#### [GIVEN EXERCISE]
Pull out each line of the material below that contains the string "concept", and copy those lines in full.

#### [RECORDS FOR THIS EXERCISE]
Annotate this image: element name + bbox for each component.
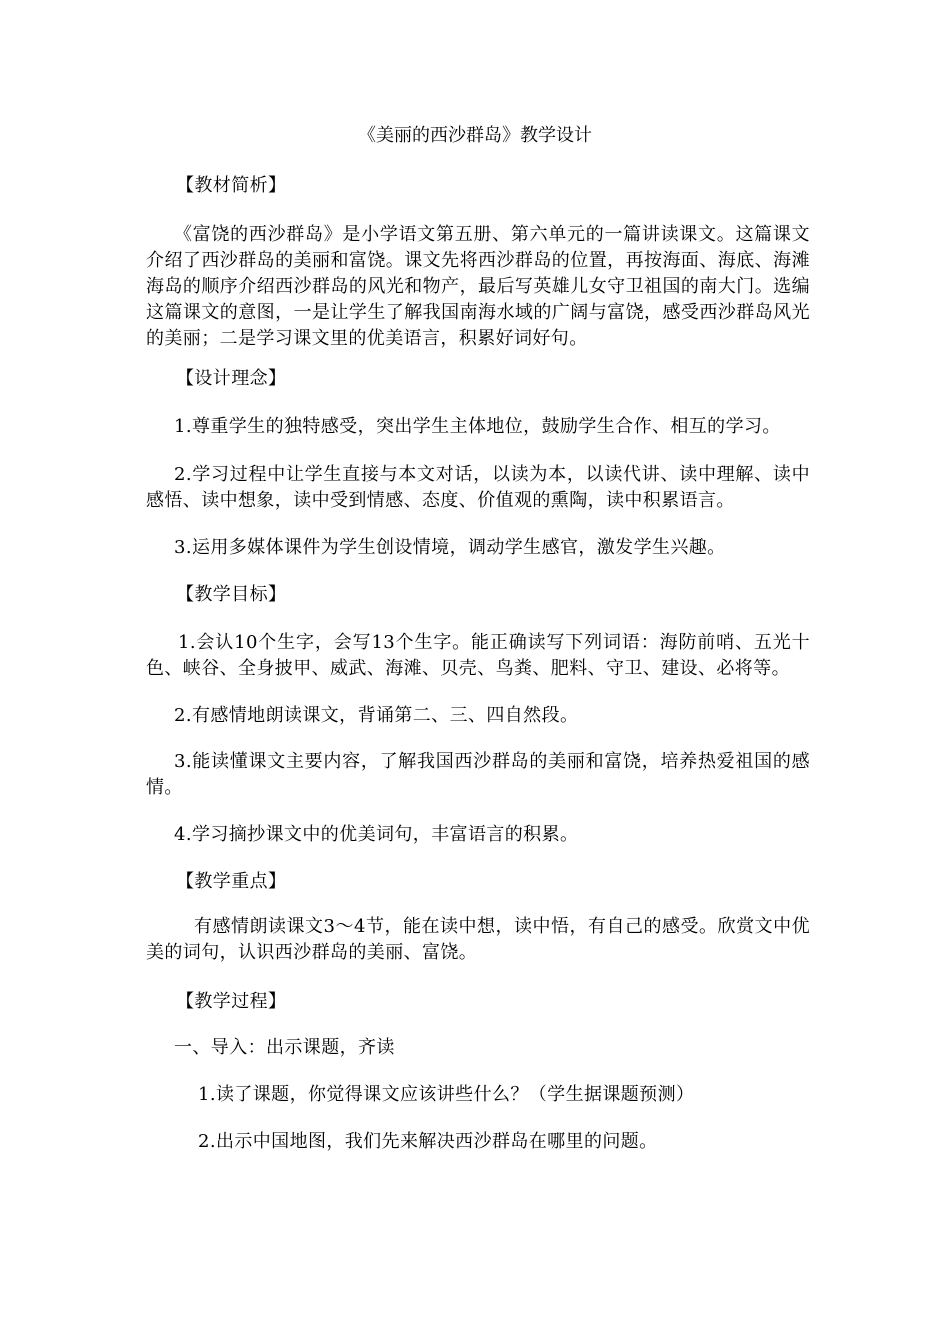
document-title: 《美丽的西沙群岛》教学设计 xyxy=(358,125,592,146)
design-concept-item-1: 1.尊重学生的独特感受，突出学生主体地位，鼓励学生合作、相互的学习。 xyxy=(174,416,781,437)
material-analysis-paragraph: 《富饶的西沙群岛》是小学语文第五册、第六单元的一篇讲读课文。这篇课文介绍了西沙群岛的美丽和富饶。课文先将西沙群岛的位置，再按海面、海底、海滩海岛的顺序介绍西沙群岛的风光和物产，最后写英雄儿女守卫祖国的南大门。选编这篇课文的意图，一是让学生了解我国南海水域的广阔与富饶，感受西沙群岛风光的美丽；二是学习课文里的优美语言，积累好词好句。 xyxy=(146,224,810,349)
process-item-2: 2.出示中国地图，我们先来解决西沙群岛在哪里的问题。 xyxy=(198,1131,658,1152)
heading-teaching-goals: 【教学目标】 xyxy=(176,584,287,605)
heading-teaching-process: 【教学过程】 xyxy=(176,991,287,1012)
heading-design-concept: 【设计理念】 xyxy=(176,368,287,389)
teaching-goal-item-4: 4.学习摘抄课文中的优美词句，丰富语言的积累。 xyxy=(174,824,579,845)
teaching-goal-item-2: 2.有感情地朗读课文，背诵第二、三、四自然段。 xyxy=(174,705,579,726)
design-concept-item-2: 2.学习过程中让学生直接与本文对话，以读为本，以读代讲、读中理解、读中感悟、读中想象，读中受到情感、态度、价值观的熏陶，读中积累语言。 xyxy=(146,464,810,511)
teaching-goal-item-1: 1.会认10个生字，会写13个生字。能正确读写下列词语：海防前哨、五光十色、峡谷、全身披甲、威武、海滩、贝壳、鸟粪、肥料、守卫、建设、必将等。 xyxy=(146,632,810,679)
heading-material-analysis: 【教材简析】 xyxy=(176,175,287,196)
process-item-1: 1.读了课题，你觉得课文应该讲些什么？（学生据课题预测） xyxy=(198,1084,695,1105)
heading-key-points: 【教学重点】 xyxy=(176,871,287,892)
process-step-1-intro: 一、导入：出示课题，齐读 xyxy=(174,1037,395,1058)
design-concept-item-3: 3.运用多媒体课件为学生创设情境，调动学生感官，激发学生兴趣。 xyxy=(174,537,726,558)
key-points-paragraph: 有感情朗读课文3～4节，能在读中想，读中悟，有自己的感受。欣赏文中优美的词句，认识西沙群岛的美丽、富饶。 xyxy=(146,916,810,963)
teaching-goal-item-3: 3.能读懂课文主要内容，了解我国西沙群岛的美丽和富饶，培养热爱祖国的感情。 xyxy=(146,751,810,798)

#### [ANSWER TO THIS PROBLEM]
design-concept-item-1: 1.尊重学生的独特感受，突出学生主体地位，鼓励学生合作、相互的学习。 xyxy=(174,416,781,437)
heading-design-concept: 【设计理念】 xyxy=(176,368,287,389)
design-concept-item-2: 2.学习过程中让学生直接与本文对话，以读为本，以读代讲、读中理解、读中感悟、读中想象，读中受到情感、态度、价值观的熏陶，读中积累语言。 xyxy=(146,464,810,511)
design-concept-item-3: 3.运用多媒体课件为学生创设情境，调动学生感官，激发学生兴趣。 xyxy=(174,537,726,558)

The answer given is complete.